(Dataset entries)
::::

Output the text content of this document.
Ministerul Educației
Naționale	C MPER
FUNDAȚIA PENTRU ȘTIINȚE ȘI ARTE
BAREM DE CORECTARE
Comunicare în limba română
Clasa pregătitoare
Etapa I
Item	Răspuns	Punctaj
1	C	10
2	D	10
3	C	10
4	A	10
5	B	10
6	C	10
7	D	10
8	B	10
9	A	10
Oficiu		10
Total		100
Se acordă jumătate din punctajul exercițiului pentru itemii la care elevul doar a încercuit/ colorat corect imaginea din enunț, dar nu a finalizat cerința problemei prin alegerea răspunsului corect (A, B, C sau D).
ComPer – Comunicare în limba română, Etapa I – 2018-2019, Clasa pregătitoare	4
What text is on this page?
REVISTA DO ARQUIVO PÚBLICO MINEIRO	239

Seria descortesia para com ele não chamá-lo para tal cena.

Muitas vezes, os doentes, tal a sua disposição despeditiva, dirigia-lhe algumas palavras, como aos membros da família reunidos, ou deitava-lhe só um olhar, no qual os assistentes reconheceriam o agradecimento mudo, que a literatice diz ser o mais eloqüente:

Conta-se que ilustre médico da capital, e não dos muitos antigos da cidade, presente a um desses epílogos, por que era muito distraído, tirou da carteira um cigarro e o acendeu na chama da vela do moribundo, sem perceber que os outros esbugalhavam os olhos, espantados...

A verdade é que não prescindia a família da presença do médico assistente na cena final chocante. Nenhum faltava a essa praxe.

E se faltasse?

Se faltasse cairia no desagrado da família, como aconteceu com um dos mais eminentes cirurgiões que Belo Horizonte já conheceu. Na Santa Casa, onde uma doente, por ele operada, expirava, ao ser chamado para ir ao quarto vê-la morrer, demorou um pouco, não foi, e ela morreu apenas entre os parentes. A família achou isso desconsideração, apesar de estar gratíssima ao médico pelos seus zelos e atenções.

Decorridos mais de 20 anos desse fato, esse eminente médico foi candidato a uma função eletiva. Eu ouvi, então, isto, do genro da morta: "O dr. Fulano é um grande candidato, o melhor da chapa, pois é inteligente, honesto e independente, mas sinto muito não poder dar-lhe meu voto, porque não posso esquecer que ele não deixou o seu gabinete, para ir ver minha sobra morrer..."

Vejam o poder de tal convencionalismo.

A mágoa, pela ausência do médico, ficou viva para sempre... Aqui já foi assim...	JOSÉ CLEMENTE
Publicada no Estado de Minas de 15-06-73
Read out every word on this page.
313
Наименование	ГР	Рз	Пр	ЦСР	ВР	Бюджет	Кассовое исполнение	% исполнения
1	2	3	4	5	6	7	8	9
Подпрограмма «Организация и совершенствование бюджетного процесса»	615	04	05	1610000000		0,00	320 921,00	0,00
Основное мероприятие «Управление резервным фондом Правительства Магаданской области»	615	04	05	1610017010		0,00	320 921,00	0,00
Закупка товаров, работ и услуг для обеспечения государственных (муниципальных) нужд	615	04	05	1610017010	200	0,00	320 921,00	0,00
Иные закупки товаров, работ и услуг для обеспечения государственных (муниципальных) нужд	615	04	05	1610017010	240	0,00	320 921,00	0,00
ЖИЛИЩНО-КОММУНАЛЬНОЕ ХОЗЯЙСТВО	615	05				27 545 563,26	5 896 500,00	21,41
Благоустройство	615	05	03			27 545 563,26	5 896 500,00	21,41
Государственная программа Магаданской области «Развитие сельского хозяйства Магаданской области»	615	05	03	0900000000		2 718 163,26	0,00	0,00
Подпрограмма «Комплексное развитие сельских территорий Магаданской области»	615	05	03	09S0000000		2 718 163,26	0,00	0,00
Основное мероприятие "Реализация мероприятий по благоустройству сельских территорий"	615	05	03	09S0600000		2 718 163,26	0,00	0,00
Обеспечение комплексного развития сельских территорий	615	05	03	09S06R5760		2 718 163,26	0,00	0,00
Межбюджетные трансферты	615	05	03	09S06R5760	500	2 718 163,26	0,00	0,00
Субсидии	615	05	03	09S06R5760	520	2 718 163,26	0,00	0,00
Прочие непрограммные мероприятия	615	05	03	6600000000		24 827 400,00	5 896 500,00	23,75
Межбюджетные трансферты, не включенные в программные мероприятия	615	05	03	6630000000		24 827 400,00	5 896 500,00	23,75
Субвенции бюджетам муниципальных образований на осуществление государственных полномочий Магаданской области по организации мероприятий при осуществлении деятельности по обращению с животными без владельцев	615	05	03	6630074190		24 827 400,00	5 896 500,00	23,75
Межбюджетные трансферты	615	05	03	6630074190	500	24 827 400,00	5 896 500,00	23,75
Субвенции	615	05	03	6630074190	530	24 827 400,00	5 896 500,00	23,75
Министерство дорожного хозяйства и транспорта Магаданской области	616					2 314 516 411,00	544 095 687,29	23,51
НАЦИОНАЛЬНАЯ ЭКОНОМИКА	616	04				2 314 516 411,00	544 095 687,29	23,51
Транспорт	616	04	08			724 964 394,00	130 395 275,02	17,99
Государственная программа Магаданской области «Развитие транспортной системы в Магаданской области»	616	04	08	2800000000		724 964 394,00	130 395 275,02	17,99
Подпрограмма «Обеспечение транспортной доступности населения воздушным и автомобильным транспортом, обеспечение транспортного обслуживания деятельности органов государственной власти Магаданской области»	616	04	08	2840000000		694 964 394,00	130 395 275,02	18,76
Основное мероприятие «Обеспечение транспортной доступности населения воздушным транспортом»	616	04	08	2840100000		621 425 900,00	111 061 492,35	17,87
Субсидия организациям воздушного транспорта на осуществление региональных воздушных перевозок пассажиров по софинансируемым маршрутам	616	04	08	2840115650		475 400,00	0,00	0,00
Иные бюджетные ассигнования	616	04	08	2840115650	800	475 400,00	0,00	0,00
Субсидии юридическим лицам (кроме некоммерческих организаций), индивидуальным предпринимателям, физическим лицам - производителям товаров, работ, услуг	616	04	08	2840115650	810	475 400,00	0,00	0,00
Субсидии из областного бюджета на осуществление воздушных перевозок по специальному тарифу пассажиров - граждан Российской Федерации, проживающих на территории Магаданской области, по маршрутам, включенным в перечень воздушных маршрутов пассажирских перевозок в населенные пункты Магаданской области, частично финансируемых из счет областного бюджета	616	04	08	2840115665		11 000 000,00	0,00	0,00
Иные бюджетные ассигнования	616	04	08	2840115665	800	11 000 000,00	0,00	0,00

::::

Write out all records exactly, keeping every detail.

Output the text content of this document.
Ministerul Educației
Naționale	C MPER
FUNDAȚIA PENTRU ȘTIINȚE ȘI ARTE
BAREM DE CORECTARE
Comunicare în limba română
Clasa pregătitoare
Etapa I
Item	Răspuns	Punctaj
1	C	10
2	D	10
3	C	10
4	A	10
5	B	10
6	C	10
7	D	10
8	B	10
9	A	10
Oficiu		10
Total		100
Se acordă jumătate din punctajul exercițiului pentru itemii la care elevul doar a încercuit/ colorat corect imaginea din enunț, dar nu a finalizat cerința problemei prin alegerea răspunsului corect (A, B, C sau D).
ComPer – Comunicare în limba română, Etapa I – 2018-2019, Clasa pregătitoare	4
What text is on this page?
REVISTA DO ARQUIVO PÚBLICO MINEIRO	239

Seria descortesia para com ele não chamá-lo para tal cena.

Muitas vezes, os doentes, tal a sua disposição despeditiva, dirigia-lhe algumas palavras, como aos membros da família reunidos, ou deitava-lhe só um olhar, no qual os assistentes reconheceriam o agradecimento mudo, que a literatice diz ser o mais eloqüente:

Conta-se que ilustre médico da capital, e não dos muitos antigos da cidade, presente a um desses epílogos, por que era muito distraído, tirou da carteira um cigarro e o acendeu na chama da vela do moribundo, sem perceber que os outros esbugalhavam os olhos, espantados...

A verdade é que não prescindia a família da presença do médico assistente na cena final chocante. Nenhum faltava a essa praxe.

E se faltasse?

Se faltasse cairia no desagrado da família, como aconteceu com um dos mais eminentes cirurgiões que Belo Horizonte já conheceu. Na Santa Casa, onde uma doente, por ele operada, expirava, ao ser chamado para ir ao quarto vê-la morrer, demorou um pouco, não foi, e ela morreu apenas entre os parentes. A família achou isso desconsideração, apesar de estar gratíssima ao médico pelos seus zelos e atenções.

Decorridos mais de 20 anos desse fato, esse eminente médico foi candidato a uma função eletiva. Eu ouvi, então, isto, do genro da morta: "O dr. Fulano é um grande candidato, o melhor da chapa, pois é inteligente, honesto e independente, mas sinto muito não poder dar-lhe meu voto, porque não posso esquecer que ele não deixou o seu gabinete, para ir ver minha sobra morrer..."

Vejam o poder de tal convencionalismo.

A mágoa, pela ausência do médico, ficou viva para sempre... Aqui já foi assim...	JOSÉ CLEMENTE
Publicada no Estado de Minas de 15-06-73
Read out every word on this page.
313
Наименование	ГР	Рз	Пр	ЦСР	ВР	Бюджет	Кассовое исполнение	% исполнения
1	2	3	4	5	6	7	8	9
Подпрограмма «Организация и совершенствование бюджетного процесса»	615	04	05	1610000000		0,00	320 921,00	0,00
Основное мероприятие «Управление резервным фондом Правительства Магаданской области»	615	04	05	1610017010		0,00	320 921,00	0,00
Закупка товаров, работ и услуг для обеспечения государственных (муниципальных) нужд	615	04	05	1610017010	200	0,00	320 921,00	0,00
Иные закупки товаров, работ и услуг для обеспечения государственных (муниципальных) нужд	615	04	05	1610017010	240	0,00	320 921,00	0,00
ЖИЛИЩНО-КОММУНАЛЬНОЕ ХОЗЯЙСТВО	615	05				27 545 563,26	5 896 500,00	21,41
Благоустройство	615	05	03			27 545 563,26	5 896 500,00	21,41
Государственная программа Магаданской области «Развитие сельского хозяйства Магаданской области»	615	05	03	0900000000		2 718 163,26	0,00	0,00
Подпрограмма «Комплексное развитие сельских территорий Магаданской области»	615	05	03	09S0000000		2 718 163,26	0,00	0,00
Основное мероприятие "Реализация мероприятий по благоустройству сельских территорий"	615	05	03	09S0600000		2 718 163,26	0,00	0,00
Обеспечение комплексного развития сельских территорий	615	05	03	09S06R5760		2 718 163,26	0,00	0,00
Межбюджетные трансферты	615	05	03	09S06R5760	500	2 718 163,26	0,00	0,00
Субсидии	615	05	03	09S06R5760	520	2 718 163,26	0,00	0,00
Прочие непрограммные мероприятия	615	05	03	6600000000		24 827 400,00	5 896 500,00	23,75
Межбюджетные трансферты, не включенные в программные мероприятия	615	05	03	6630000000		24 827 400,00	5 896 500,00	23,75
Субвенции бюджетам муниципальных образований на осуществление государственных полномочий Магаданской области по организации мероприятий при осуществлении деятельности по обращению с животными без владельцев	615	05	03	6630074190		24 827 400,00	5 896 500,00	23,75
Межбюджетные трансферты	615	05	03	6630074190	500	24 827 400,00	5 896 500,00	23,75
Субвенции	615	05	03	6630074190	530	24 827 400,00	5 896 500,00	23,75
Министерство дорожного хозяйства и транспорта Магаданской области	616					2 314 516 411,00	544 095 687,29	23,51
НАЦИОНАЛЬНАЯ ЭКОНОМИКА	616	04				2 314 516 411,00	544 095 687,29	23,51
Транспорт	616	04	08			724 964 394,00	130 395 275,02	17,99
Государственная программа Магаданской области «Развитие транспортной системы в Магаданской области»	616	04	08	2800000000		724 964 394,00	130 395 275,02	17,99
Подпрограмма «Обеспечение транспортной доступности населения воздушным и автомобильным транспортом, обеспечение транспортного обслуживания деятельности органов государственной власти Магаданской области»	616	04	08	2840000000		694 964 394,00	130 395 275,02	18,76
Основное мероприятие «Обеспечение транспортной доступности населения воздушным транспортом»	616	04	08	2840100000		621 425 900,00	111 061 492,35	17,87
Субсидия организациям воздушного транспорта на осуществление региональных воздушных перевозок пассажиров по софинансируемым маршрутам	616	04	08	2840115650		475 400,00	0,00	0,00
Иные бюджетные ассигнования	616	04	08	2840115650	800	475 400,00	0,00	0,00
Субсидии юридическим лицам (кроме некоммерческих организаций), индивидуальным предпринимателям, физическим лицам - производителям товаров, работ, услуг	616	04	08	2840115650	810	475 400,00	0,00	0,00
Субсидии из областного бюджета на осуществление воздушных перевозок по специальному тарифу пассажиров - граждан Российской Федерации, проживающих на территории Магаданской области, по маршрутам, включенным в перечень воздушных маршрутов пассажирских перевозок в населенные пункты Магаданской области, частично финансируемых из счет областного бюджета	616	04	08	2840115665		11 000 000,00	0,00	0,00
Иные бюджетные ассигнования	616	04	08	2840115665	800	11 000 000,00	0,00	0,00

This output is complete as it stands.